■ **Source data**
-- Begin --
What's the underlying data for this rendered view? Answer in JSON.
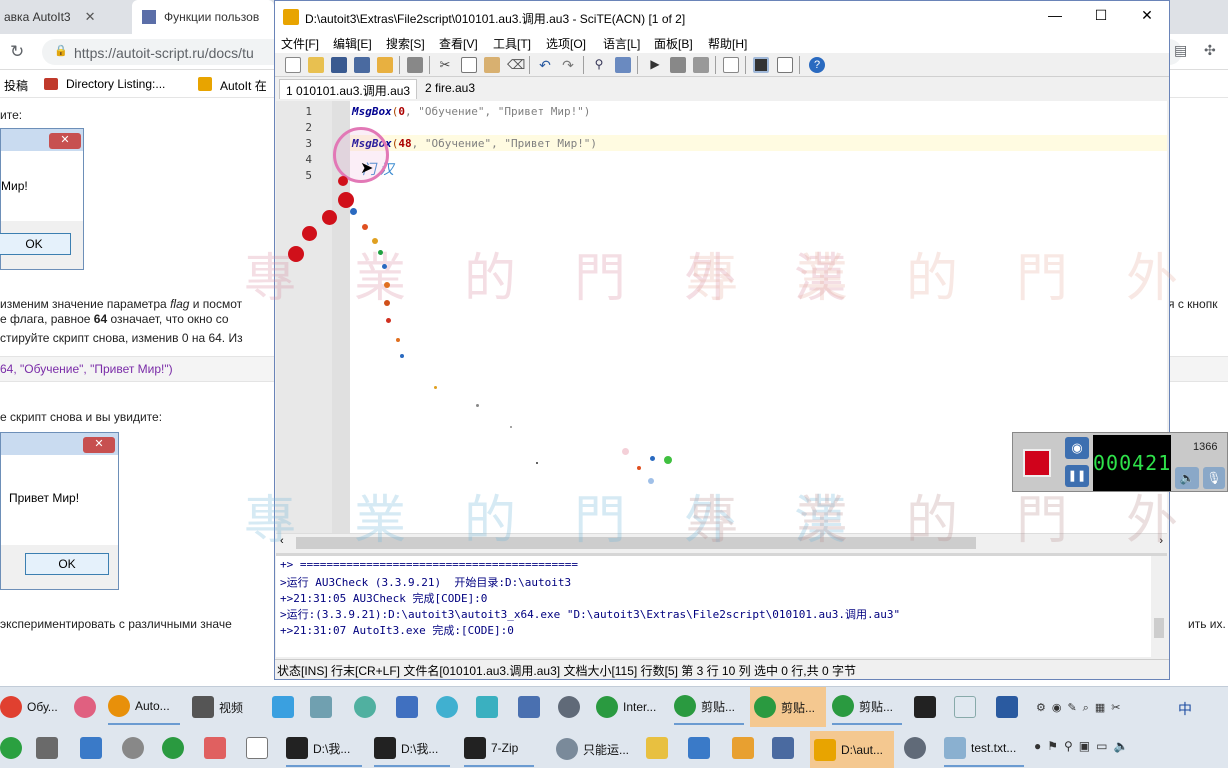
{
  "browser": {
    "tabs": [
      {
        "title": "авка AutoIt3"
      },
      {
        "title": "Функции пользов"
      }
    ],
    "url": "https://autoit-script.ru/docs/tu",
    "bookmarks": [
      "投稿",
      "Directory Listing:...",
      "AutoIt 在"
    ],
    "page": {
      "line1": "ите:",
      "msgbox1_text": "Мир!",
      "msgbox1_ok": "OK",
      "para1_a": "изменим значение параметра ",
      "para1_flag": "flag",
      "para1_b": " и посмот",
      "para1_right": "я с кнопк",
      "para2": "е флага, равное ",
      "para2_bold": "64",
      "para2_b": " означает, что окно со",
      "para3": "стируйте скрипт снова, изменив 0 на 64. Из",
      "code": "64, \"Обучение\", \"Привет Мир!\")",
      "line4": "е скрипт снова и вы увидите:",
      "msgbox2_text": "Привет Мир!",
      "msgbox2_ok": "OK",
      "line5": "экспериментировать с различными значе",
      "line5_right": "ить их."
    }
  },
  "scite": {
    "title": "D:\\autoit3\\Extras\\File2script\\010101.au3.调用.au3 - SciTE(ACN) [1 of 2]",
    "menu": [
      "文件[F]",
      "编辑[E]",
      "搜索[S]",
      "查看[V]",
      "工具[T]",
      "选项[O]",
      "语言[L]",
      "面板[B]",
      "帮助[H]"
    ],
    "tabs": [
      "1 010101.au3.调用.au3",
      "2 fire.au3"
    ],
    "line_numbers": [
      "1",
      "2",
      "3",
      "4",
      "5"
    ],
    "code": {
      "l1_fn": "MsgBox",
      "l1_open": "(",
      "l1_num": "0",
      "l1_rest": ", \"Обучение\", \"Привет Мир!\")",
      "l3_fn": "MsgBox",
      "l3_open": "(",
      "l3_num": "48",
      "l3_rest": ", \"Обучение\", \"Привет Мир!\")"
    },
    "ime_hint": "门 汉",
    "output": [
      "+> ==========================================",
      ">运行 AU3Check (3.3.9.21)  开始目录:D:\\autoit3",
      "+>21:31:05 AU3Check 完成[CODE]:0",
      ">运行:(3.3.9.21):D:\\autoit3\\autoit3_x64.exe \"D:\\autoit3\\Extras\\File2script\\010101.au3.调用.au3\"",
      "+>21:31:07 AutoIt3.exe 完成:[CODE]:0"
    ],
    "status": "状态[INS] 行末[CR+LF] 文件名[010101.au3.调用.au3] 文档大小[115] 行数[5] 第 3 行 10 列 选中 0 行,共 0 字节"
  },
  "watermark": "專業的門外漢",
  "recorder": {
    "time": "000421",
    "resolution": "1366",
    "stop_color": "#d0021b",
    "digits_color": "#2ee24a"
  },
  "taskbar": {
    "row1": [
      {
        "label": "Обу...",
        "icon": "chrome-icon"
      },
      {
        "label": "Auto...",
        "icon": "search-icon"
      },
      {
        "label": "视频",
        "icon": "film-icon"
      },
      {
        "label": "Inter...",
        "icon": "ie-icon"
      },
      {
        "label": "剪贴...",
        "icon": "ie-icon"
      },
      {
        "label": "剪贴...",
        "icon": "ie-icon"
      },
      {
        "label": "剪贴...",
        "icon": "ie-icon"
      }
    ],
    "row2": [
      {
        "label": "D:\\我...",
        "icon": "7z-icon"
      },
      {
        "label": "D:\\我...",
        "icon": "7z-icon"
      },
      {
        "label": "7-Zip",
        "icon": "7z-icon"
      },
      {
        "label": "只能运...",
        "icon": "app-icon"
      },
      {
        "label": "D:\\aut...",
        "icon": "autoit-icon"
      },
      {
        "label": "test.txt...",
        "icon": "notepad-icon"
      }
    ],
    "ime": "中"
  },
  "colors": {
    "accent_orange": "#f4c890",
    "scite_border": "#6a84b8",
    "keyword": "#000090",
    "number": "#ab0000"
  }
}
-- End --
■ **Task prompt**
Tally the lines in these entries that have the string "title" in them, then answer with the count and nothing else.

■ **Exercise solution**
3